Take each line containing "italic" and report it exactly as written.

** BEGIN **

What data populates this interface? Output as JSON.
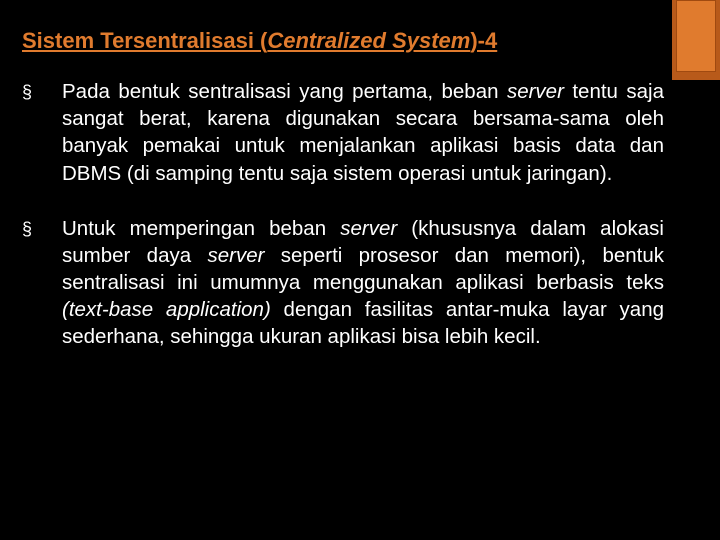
{
  "accent": {
    "outer_color": "#b85a1a",
    "inner_color": "#e07b2e",
    "border_color": "#a04a10"
  },
  "title": {
    "prefix": "Sistem Tersentralisasi (",
    "italic": "Centralized System",
    "suffix": ")-4",
    "color": "#e07b2e",
    "fontsize": 22
  },
  "bullets": [
    {
      "mark": "§",
      "html": "Pada bentuk sentralisasi yang pertama, beban <span class=\"italic\">server</span> tentu saja sangat berat, karena digunakan secara bersama-sama oleh banyak pemakai untuk menjalankan aplikasi basis data dan DBMS (di samping tentu saja sistem operasi untuk jaringan)."
    },
    {
      "mark": "§",
      "html": "Untuk memperingan beban <span class=\"italic\">server</span> (khususnya dalam alokasi sumber daya <span class=\"italic\">server</span> seperti prosesor dan memori), bentuk sentralisasi ini umumnya menggunakan aplikasi berbasis teks <span class=\"italic\">(text-base application)</span> dengan fasilitas antar-muka layar yang sederhana, sehingga ukuran aplikasi bisa lebih kecil."
    }
  ],
  "body": {
    "fontsize": 20.5,
    "text_color": "#ffffff",
    "background": "#000000"
  }
}
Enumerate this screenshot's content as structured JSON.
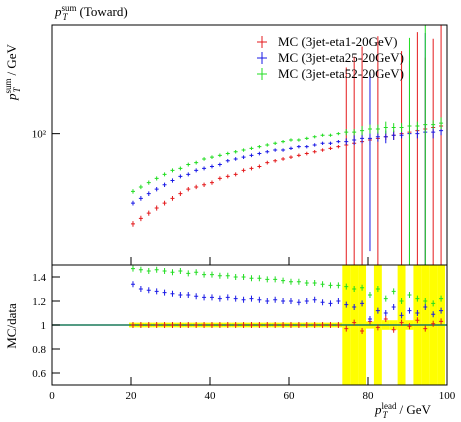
{
  "chart_data": [
    {
      "type": "scatter",
      "title": {
        "symbol": "p",
        "sub": "T",
        "sup": "sum",
        "text": "(Toward)"
      },
      "y_label": {
        "symbol": "p",
        "sub": "T",
        "sup": "sum",
        "text": "/ GeV"
      },
      "log_y": true,
      "legend": "top-right",
      "x": [
        20.5,
        22.5,
        24.5,
        26.5,
        28.5,
        30.5,
        32.5,
        34.5,
        36.5,
        38.5,
        40.5,
        42.5,
        44.5,
        46.5,
        48.5,
        50.5,
        52.5,
        54.5,
        56.5,
        58.5,
        60.5,
        62.5,
        64.5,
        66.5,
        68.5,
        70.5,
        72.5,
        74.5,
        76.5,
        78.5,
        80.5,
        82.5,
        84.5,
        86.5,
        88.5,
        90.5,
        92.5,
        94.5,
        96.5,
        98.5
      ],
      "series": [
        {
          "name": "MC (3jet-eta1-20GeV)",
          "color": "#e41a1c",
          "values": [
            56,
            58,
            60,
            62,
            64,
            66,
            68,
            70,
            71,
            72,
            73,
            75,
            76,
            77,
            79,
            80,
            81,
            83,
            84,
            85,
            86,
            87,
            88,
            89,
            90,
            91,
            92,
            93,
            94,
            95,
            96,
            97,
            98,
            99,
            100,
            101,
            102,
            103,
            104,
            105
          ],
          "errors": [
            1,
            1,
            1,
            1,
            1,
            1,
            1,
            1,
            1,
            1,
            1,
            1,
            1,
            1,
            1,
            1,
            1,
            1,
            1,
            1,
            1,
            1,
            1,
            1,
            1,
            1,
            1,
            60,
            70,
            80,
            3,
            90,
            2,
            3,
            70,
            4,
            90,
            60,
            80,
            100
          ]
        },
        {
          "name": "MC (3jet-eta25-20GeV)",
          "color": "#1a1ae6",
          "values": [
            64,
            66,
            68,
            70,
            72,
            74,
            76,
            77,
            79,
            80,
            81,
            82,
            84,
            85,
            86,
            87,
            88,
            89,
            90,
            90,
            91,
            92,
            92,
            93,
            94,
            94,
            95,
            95,
            96,
            97,
            97,
            98,
            98,
            99,
            99,
            100,
            100,
            101,
            101,
            102
          ],
          "errors": [
            1,
            1,
            1,
            1,
            1,
            1,
            1,
            1,
            1,
            1,
            1,
            1,
            1,
            1,
            1,
            1,
            1,
            1,
            1,
            1,
            1,
            1,
            1,
            1,
            1,
            1,
            1,
            2,
            3,
            3,
            50,
            3,
            4,
            3,
            2,
            60,
            3,
            90,
            4,
            3
          ]
        },
        {
          "name": "MC (3jet-eta52-20GeV)",
          "color": "#22dd22",
          "values": [
            69,
            71,
            73,
            75,
            77,
            79,
            80,
            82,
            83,
            85,
            86,
            87,
            88,
            89,
            90,
            91,
            92,
            93,
            94,
            95,
            96,
            96,
            97,
            98,
            99,
            99,
            100,
            101,
            101,
            102,
            103,
            103,
            104,
            104,
            104,
            105,
            105,
            106,
            106,
            107
          ],
          "errors": [
            1,
            1,
            1,
            1,
            1,
            1,
            1,
            1,
            1,
            1,
            1,
            1,
            1,
            1,
            1,
            1,
            1,
            1,
            1,
            1,
            1,
            1,
            1,
            1,
            1,
            1,
            1,
            2,
            2,
            3,
            3,
            3,
            4,
            3,
            3,
            80,
            3,
            100,
            3,
            4
          ]
        }
      ],
      "xlim": [
        0,
        100
      ],
      "ylim": [
        43,
        201
      ],
      "yticks": [
        {
          "value": 100,
          "label": "10²"
        }
      ]
    },
    {
      "type": "ratio",
      "y_label": "MC/data",
      "x_label": {
        "symbol": "p",
        "sub": "T",
        "sup": "lead",
        "text": "/ GeV"
      },
      "reference_color": "#1b7a5a",
      "band_color": "#ffff00",
      "band_errors": [
        0.02,
        0.02,
        0.02,
        0.02,
        0.02,
        0.02,
        0.02,
        0.02,
        0.02,
        0.02,
        0.02,
        0.02,
        0.02,
        0.02,
        0.02,
        0.02,
        0.02,
        0.02,
        0.02,
        0.02,
        0.02,
        0.02,
        0.02,
        0.02,
        0.02,
        0.02,
        0.02,
        0.5,
        0.5,
        0.5,
        0.03,
        0.5,
        0.04,
        0.04,
        0.5,
        0.04,
        0.5,
        0.5,
        0.5,
        0.5
      ],
      "x": [
        20.5,
        22.5,
        24.5,
        26.5,
        28.5,
        30.5,
        32.5,
        34.5,
        36.5,
        38.5,
        40.5,
        42.5,
        44.5,
        46.5,
        48.5,
        50.5,
        52.5,
        54.5,
        56.5,
        58.5,
        60.5,
        62.5,
        64.5,
        66.5,
        68.5,
        70.5,
        72.5,
        74.5,
        76.5,
        78.5,
        80.5,
        82.5,
        84.5,
        86.5,
        88.5,
        90.5,
        92.5,
        94.5,
        96.5,
        98.5
      ],
      "series": [
        {
          "color": "#e41a1c",
          "values": [
            1,
            1,
            1,
            1,
            1,
            1,
            1,
            1,
            1,
            1,
            1,
            1,
            1,
            1,
            1,
            1,
            1,
            1,
            1,
            1,
            1,
            1,
            1,
            1,
            1,
            1,
            1,
            0.97,
            1.02,
            0.95,
            1.03,
            0.98,
            1.05,
            0.96,
            1.02,
            0.99,
            1.04,
            0.97,
            1.01,
            1.03
          ]
        },
        {
          "color": "#1a1ae6",
          "values": [
            1.34,
            1.3,
            1.29,
            1.28,
            1.27,
            1.26,
            1.25,
            1.25,
            1.24,
            1.23,
            1.23,
            1.22,
            1.23,
            1.22,
            1.21,
            1.22,
            1.21,
            1.2,
            1.21,
            1.2,
            1.2,
            1.19,
            1.2,
            1.21,
            1.19,
            1.18,
            1.2,
            1.17,
            1.15,
            1.18,
            1.05,
            1.12,
            1.1,
            1.15,
            1.08,
            1.12,
            1.1,
            1.15,
            1.09,
            1.12
          ]
        },
        {
          "color": "#22dd22",
          "values": [
            1.47,
            1.46,
            1.45,
            1.46,
            1.45,
            1.44,
            1.45,
            1.43,
            1.44,
            1.42,
            1.42,
            1.41,
            1.41,
            1.4,
            1.4,
            1.39,
            1.39,
            1.38,
            1.38,
            1.37,
            1.36,
            1.36,
            1.35,
            1.35,
            1.34,
            1.33,
            1.33,
            1.32,
            1.3,
            1.31,
            1.25,
            1.3,
            1.22,
            1.28,
            1.2,
            1.25,
            1.22,
            1.2,
            1.18,
            1.22
          ]
        }
      ],
      "xlim": [
        0,
        100
      ],
      "xticks": [
        0,
        20,
        40,
        60,
        80,
        100
      ],
      "ylim": [
        0.5,
        1.5
      ],
      "yticks": [
        0.6,
        0.8,
        1,
        1.2,
        1.4
      ]
    }
  ]
}
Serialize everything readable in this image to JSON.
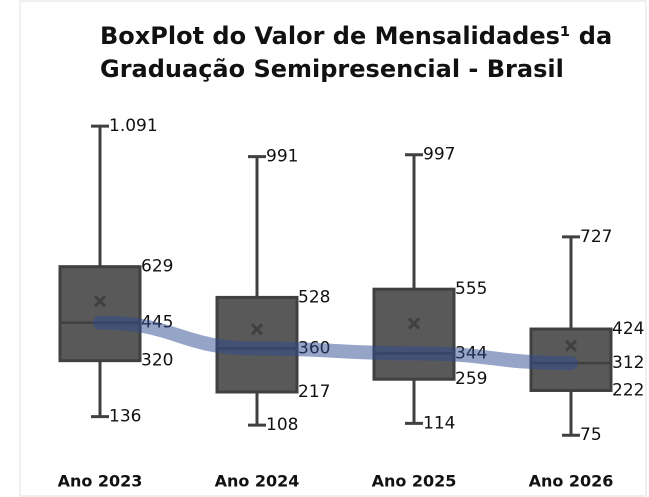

** END **

**Complete output:**
    "italic": "Centralized System",
      "html": "Pada bentuk sentralisasi yang pertama, beban <span class=\"italic\">server</span> tentu saja sangat berat, karena digunakan secara bersama-sama oleh banyak pemakai untuk menjalankan aplikasi basis data dan DBMS (di samping tentu saja sistem operasi untuk jaringan)."
      "html": "Untuk memperingan beban <span class=\"italic\">server</span> (khususnya dalam alokasi sumber daya <span class=\"italic\">server</span> seperti prosesor dan memori), bentuk sentralisasi ini umumnya menggunakan aplikasi berbasis teks <span class=\"italic\">(text-base application)</span> dengan fasilitas antar-muka layar yang sederhana, sehingga ukuran aplikasi bisa lebih kecil."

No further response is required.